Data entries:
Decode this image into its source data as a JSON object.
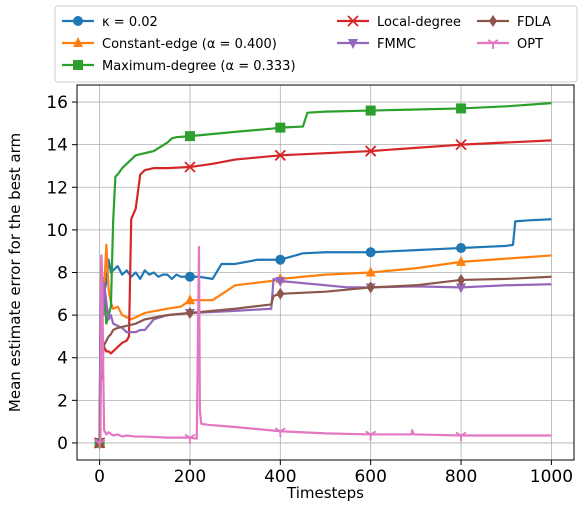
{
  "chart_data": {
    "type": "line",
    "title": "",
    "xlabel": "Timesteps",
    "ylabel": "Mean estimate error for the best arm",
    "xlim": [
      -50,
      1050
    ],
    "ylim": [
      -0.8,
      16.8
    ],
    "x_ticks": [
      0,
      200,
      400,
      600,
      800,
      1000
    ],
    "y_ticks": [
      0,
      2,
      4,
      6,
      8,
      10,
      12,
      14,
      16
    ],
    "x_tick_labels": [
      "0",
      "200",
      "400",
      "600",
      "800",
      "1000"
    ],
    "y_tick_labels": [
      "0",
      "2",
      "4",
      "6",
      "8",
      "10",
      "12",
      "14",
      "16"
    ],
    "grid": true,
    "legend_position": "top (outside, 3 columns)",
    "series": [
      {
        "name": "κ = 0.02",
        "color": "#1f77b4",
        "marker": "circle",
        "x": [
          0,
          2,
          4,
          6,
          8,
          10,
          15,
          20,
          25,
          30,
          40,
          50,
          60,
          70,
          80,
          90,
          100,
          110,
          120,
          130,
          140,
          150,
          160,
          170,
          180,
          190,
          200,
          220,
          250,
          270,
          300,
          350,
          400,
          450,
          500,
          550,
          600,
          650,
          700,
          750,
          800,
          850,
          900,
          915,
          920,
          950,
          1000
        ],
        "y": [
          0,
          5.0,
          7.2,
          7.8,
          7.5,
          7.0,
          7.6,
          8.6,
          8.0,
          8.1,
          8.3,
          7.9,
          8.1,
          7.8,
          8.0,
          7.7,
          8.1,
          7.9,
          8.0,
          7.8,
          7.9,
          7.9,
          7.7,
          7.9,
          7.8,
          7.8,
          7.8,
          7.8,
          7.7,
          8.4,
          8.4,
          8.6,
          8.6,
          8.9,
          8.95,
          8.95,
          8.95,
          9.0,
          9.05,
          9.1,
          9.15,
          9.2,
          9.25,
          9.3,
          10.4,
          10.45,
          10.5
        ]
      },
      {
        "name": "Constant-edge (α = 0.400)",
        "color": "#ff7f0e",
        "marker": "triangle-up",
        "x": [
          0,
          2,
          4,
          6,
          8,
          10,
          15,
          20,
          25,
          30,
          40,
          50,
          60,
          70,
          100,
          150,
          180,
          200,
          250,
          300,
          380,
          400,
          450,
          500,
          600,
          700,
          800,
          900,
          1000
        ],
        "y": [
          0,
          6.0,
          5.2,
          5.8,
          6.6,
          7.2,
          9.3,
          7.2,
          6.6,
          6.3,
          6.4,
          6.0,
          5.9,
          5.8,
          6.1,
          6.3,
          6.4,
          6.7,
          6.7,
          7.4,
          7.6,
          7.7,
          7.8,
          7.9,
          8.0,
          8.2,
          8.5,
          8.65,
          8.8
        ]
      },
      {
        "name": "Maximum-degree (α = 0.333)",
        "color": "#2ca02c",
        "marker": "square",
        "x": [
          0,
          2,
          4,
          6,
          8,
          10,
          15,
          20,
          25,
          30,
          35,
          40,
          50,
          60,
          70,
          80,
          100,
          120,
          150,
          160,
          170,
          200,
          250,
          300,
          380,
          400,
          450,
          460,
          500,
          600,
          700,
          800,
          900,
          1000
        ],
        "y": [
          0,
          5.2,
          4.6,
          7.0,
          6.2,
          7.0,
          5.6,
          6.0,
          6.4,
          10.4,
          12.5,
          12.6,
          12.9,
          13.1,
          13.3,
          13.5,
          13.6,
          13.7,
          14.1,
          14.3,
          14.35,
          14.4,
          14.5,
          14.6,
          14.75,
          14.8,
          14.85,
          15.5,
          15.55,
          15.6,
          15.65,
          15.7,
          15.8,
          15.95
        ]
      },
      {
        "name": "Local-degree",
        "color": "#d62728",
        "marker": "x",
        "x": [
          0,
          2,
          4,
          6,
          8,
          10,
          15,
          20,
          25,
          30,
          40,
          50,
          60,
          65,
          70,
          80,
          90,
          100,
          120,
          150,
          200,
          250,
          300,
          350,
          400,
          500,
          600,
          700,
          800,
          900,
          1000
        ],
        "y": [
          0,
          4.0,
          5.5,
          4.5,
          4.7,
          4.5,
          4.3,
          4.3,
          4.2,
          4.3,
          4.5,
          4.7,
          4.8,
          5.0,
          10.5,
          11.0,
          12.6,
          12.8,
          12.9,
          12.9,
          12.95,
          13.1,
          13.3,
          13.4,
          13.5,
          13.6,
          13.7,
          13.85,
          14.0,
          14.1,
          14.2
        ]
      },
      {
        "name": "FMMC",
        "color": "#9467bd",
        "marker": "triangle-down",
        "x": [
          0,
          2,
          4,
          6,
          8,
          10,
          15,
          20,
          25,
          30,
          40,
          50,
          60,
          70,
          80,
          90,
          100,
          120,
          150,
          200,
          300,
          380,
          385,
          400,
          450,
          500,
          550,
          600,
          700,
          800,
          900,
          1000
        ],
        "y": [
          0,
          6.5,
          8.8,
          6.5,
          6.0,
          7.5,
          6.6,
          5.8,
          6.0,
          5.6,
          5.5,
          5.4,
          5.2,
          5.2,
          5.2,
          5.3,
          5.3,
          5.8,
          6.0,
          6.1,
          6.2,
          6.3,
          7.7,
          7.6,
          7.5,
          7.4,
          7.3,
          7.3,
          7.35,
          7.3,
          7.4,
          7.45
        ]
      },
      {
        "name": "FDLA",
        "color": "#8c564b",
        "marker": "diamond",
        "x": [
          0,
          2,
          4,
          6,
          8,
          10,
          15,
          20,
          25,
          30,
          40,
          60,
          80,
          100,
          150,
          200,
          300,
          380,
          385,
          400,
          500,
          600,
          700,
          800,
          900,
          1000
        ],
        "y": [
          0,
          2.0,
          4.6,
          3.0,
          4.3,
          4.6,
          4.8,
          5.0,
          5.1,
          5.3,
          5.4,
          5.5,
          5.6,
          5.8,
          6.0,
          6.1,
          6.3,
          6.5,
          6.9,
          7.0,
          7.1,
          7.3,
          7.4,
          7.65,
          7.7,
          7.8
        ]
      },
      {
        "name": "OPT",
        "color": "#e377c2",
        "marker": "tri-down",
        "x": [
          0,
          2,
          4,
          6,
          8,
          10,
          15,
          20,
          30,
          40,
          50,
          60,
          80,
          100,
          150,
          200,
          215,
          220,
          222,
          225,
          240,
          300,
          400,
          500,
          600,
          690,
          692,
          695,
          700,
          800,
          900,
          1000
        ],
        "y": [
          0,
          0.3,
          8.8,
          7.6,
          3.5,
          0.6,
          0.4,
          0.5,
          0.35,
          0.4,
          0.3,
          0.35,
          0.3,
          0.3,
          0.25,
          0.25,
          0.2,
          9.2,
          1.5,
          0.9,
          0.85,
          0.75,
          0.55,
          0.45,
          0.4,
          0.4,
          0.6,
          0.4,
          0.4,
          0.35,
          0.35,
          0.35
        ]
      }
    ]
  }
}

STATED TASK
Transcribe every entry word for word, but omit the pictures.

FINAL RESULT
Decode this image into its source data as a JSON object.
{
  "chart_data": {
    "type": "line",
    "title": "",
    "xlabel": "Timesteps",
    "ylabel": "Mean estimate error for the best arm",
    "xlim": [
      -50,
      1050
    ],
    "ylim": [
      -0.8,
      16.8
    ],
    "x_ticks": [
      0,
      200,
      400,
      600,
      800,
      1000
    ],
    "y_ticks": [
      0,
      2,
      4,
      6,
      8,
      10,
      12,
      14,
      16
    ],
    "x_tick_labels": [
      "0",
      "200",
      "400",
      "600",
      "800",
      "1000"
    ],
    "y_tick_labels": [
      "0",
      "2",
      "4",
      "6",
      "8",
      "10",
      "12",
      "14",
      "16"
    ],
    "grid": true,
    "legend_position": "top (outside, 3 columns)",
    "series": [
      {
        "name": "κ = 0.02",
        "color": "#1f77b4",
        "marker": "circle",
        "x": [
          0,
          2,
          4,
          6,
          8,
          10,
          15,
          20,
          25,
          30,
          40,
          50,
          60,
          70,
          80,
          90,
          100,
          110,
          120,
          130,
          140,
          150,
          160,
          170,
          180,
          190,
          200,
          220,
          250,
          270,
          300,
          350,
          400,
          450,
          500,
          550,
          600,
          650,
          700,
          750,
          800,
          850,
          900,
          915,
          920,
          950,
          1000
        ],
        "y": [
          0,
          5.0,
          7.2,
          7.8,
          7.5,
          7.0,
          7.6,
          8.6,
          8.0,
          8.1,
          8.3,
          7.9,
          8.1,
          7.8,
          8.0,
          7.7,
          8.1,
          7.9,
          8.0,
          7.8,
          7.9,
          7.9,
          7.7,
          7.9,
          7.8,
          7.8,
          7.8,
          7.8,
          7.7,
          8.4,
          8.4,
          8.6,
          8.6,
          8.9,
          8.95,
          8.95,
          8.95,
          9.0,
          9.05,
          9.1,
          9.15,
          9.2,
          9.25,
          9.3,
          10.4,
          10.45,
          10.5
        ]
      },
      {
        "name": "Constant-edge (α = 0.400)",
        "color": "#ff7f0e",
        "marker": "triangle-up",
        "x": [
          0,
          2,
          4,
          6,
          8,
          10,
          15,
          20,
          25,
          30,
          40,
          50,
          60,
          70,
          100,
          150,
          180,
          200,
          250,
          300,
          380,
          400,
          450,
          500,
          600,
          700,
          800,
          900,
          1000
        ],
        "y": [
          0,
          6.0,
          5.2,
          5.8,
          6.6,
          7.2,
          9.3,
          7.2,
          6.6,
          6.3,
          6.4,
          6.0,
          5.9,
          5.8,
          6.1,
          6.3,
          6.4,
          6.7,
          6.7,
          7.4,
          7.6,
          7.7,
          7.8,
          7.9,
          8.0,
          8.2,
          8.5,
          8.65,
          8.8
        ]
      },
      {
        "name": "Maximum-degree (α = 0.333)",
        "color": "#2ca02c",
        "marker": "square",
        "x": [
          0,
          2,
          4,
          6,
          8,
          10,
          15,
          20,
          25,
          30,
          35,
          40,
          50,
          60,
          70,
          80,
          100,
          120,
          150,
          160,
          170,
          200,
          250,
          300,
          380,
          400,
          450,
          460,
          500,
          600,
          700,
          800,
          900,
          1000
        ],
        "y": [
          0,
          5.2,
          4.6,
          7.0,
          6.2,
          7.0,
          5.6,
          6.0,
          6.4,
          10.4,
          12.5,
          12.6,
          12.9,
          13.1,
          13.3,
          13.5,
          13.6,
          13.7,
          14.1,
          14.3,
          14.35,
          14.4,
          14.5,
          14.6,
          14.75,
          14.8,
          14.85,
          15.5,
          15.55,
          15.6,
          15.65,
          15.7,
          15.8,
          15.95
        ]
      },
      {
        "name": "Local-degree",
        "color": "#d62728",
        "marker": "x",
        "x": [
          0,
          2,
          4,
          6,
          8,
          10,
          15,
          20,
          25,
          30,
          40,
          50,
          60,
          65,
          70,
          80,
          90,
          100,
          120,
          150,
          200,
          250,
          300,
          350,
          400,
          500,
          600,
          700,
          800,
          900,
          1000
        ],
        "y": [
          0,
          4.0,
          5.5,
          4.5,
          4.7,
          4.5,
          4.3,
          4.3,
          4.2,
          4.3,
          4.5,
          4.7,
          4.8,
          5.0,
          10.5,
          11.0,
          12.6,
          12.8,
          12.9,
          12.9,
          12.95,
          13.1,
          13.3,
          13.4,
          13.5,
          13.6,
          13.7,
          13.85,
          14.0,
          14.1,
          14.2
        ]
      },
      {
        "name": "FMMC",
        "color": "#9467bd",
        "marker": "triangle-down",
        "x": [
          0,
          2,
          4,
          6,
          8,
          10,
          15,
          20,
          25,
          30,
          40,
          50,
          60,
          70,
          80,
          90,
          100,
          120,
          150,
          200,
          300,
          380,
          385,
          400,
          450,
          500,
          550,
          600,
          700,
          800,
          900,
          1000
        ],
        "y": [
          0,
          6.5,
          8.8,
          6.5,
          6.0,
          7.5,
          6.6,
          5.8,
          6.0,
          5.6,
          5.5,
          5.4,
          5.2,
          5.2,
          5.2,
          5.3,
          5.3,
          5.8,
          6.0,
          6.1,
          6.2,
          6.3,
          7.7,
          7.6,
          7.5,
          7.4,
          7.3,
          7.3,
          7.35,
          7.3,
          7.4,
          7.45
        ]
      },
      {
        "name": "FDLA",
        "color": "#8c564b",
        "marker": "diamond",
        "x": [
          0,
          2,
          4,
          6,
          8,
          10,
          15,
          20,
          25,
          30,
          40,
          60,
          80,
          100,
          150,
          200,
          300,
          380,
          385,
          400,
          500,
          600,
          700,
          800,
          900,
          1000
        ],
        "y": [
          0,
          2.0,
          4.6,
          3.0,
          4.3,
          4.6,
          4.8,
          5.0,
          5.1,
          5.3,
          5.4,
          5.5,
          5.6,
          5.8,
          6.0,
          6.1,
          6.3,
          6.5,
          6.9,
          7.0,
          7.1,
          7.3,
          7.4,
          7.65,
          7.7,
          7.8
        ]
      },
      {
        "name": "OPT",
        "color": "#e377c2",
        "marker": "tri-down",
        "x": [
          0,
          2,
          4,
          6,
          8,
          10,
          15,
          20,
          30,
          40,
          50,
          60,
          80,
          100,
          150,
          200,
          215,
          220,
          222,
          225,
          240,
          300,
          400,
          500,
          600,
          690,
          692,
          695,
          700,
          800,
          900,
          1000
        ],
        "y": [
          0,
          0.3,
          8.8,
          7.6,
          3.5,
          0.6,
          0.4,
          0.5,
          0.35,
          0.4,
          0.3,
          0.35,
          0.3,
          0.3,
          0.25,
          0.25,
          0.2,
          9.2,
          1.5,
          0.9,
          0.85,
          0.75,
          0.55,
          0.45,
          0.4,
          0.4,
          0.6,
          0.4,
          0.4,
          0.35,
          0.35,
          0.35
        ]
      }
    ]
  }
}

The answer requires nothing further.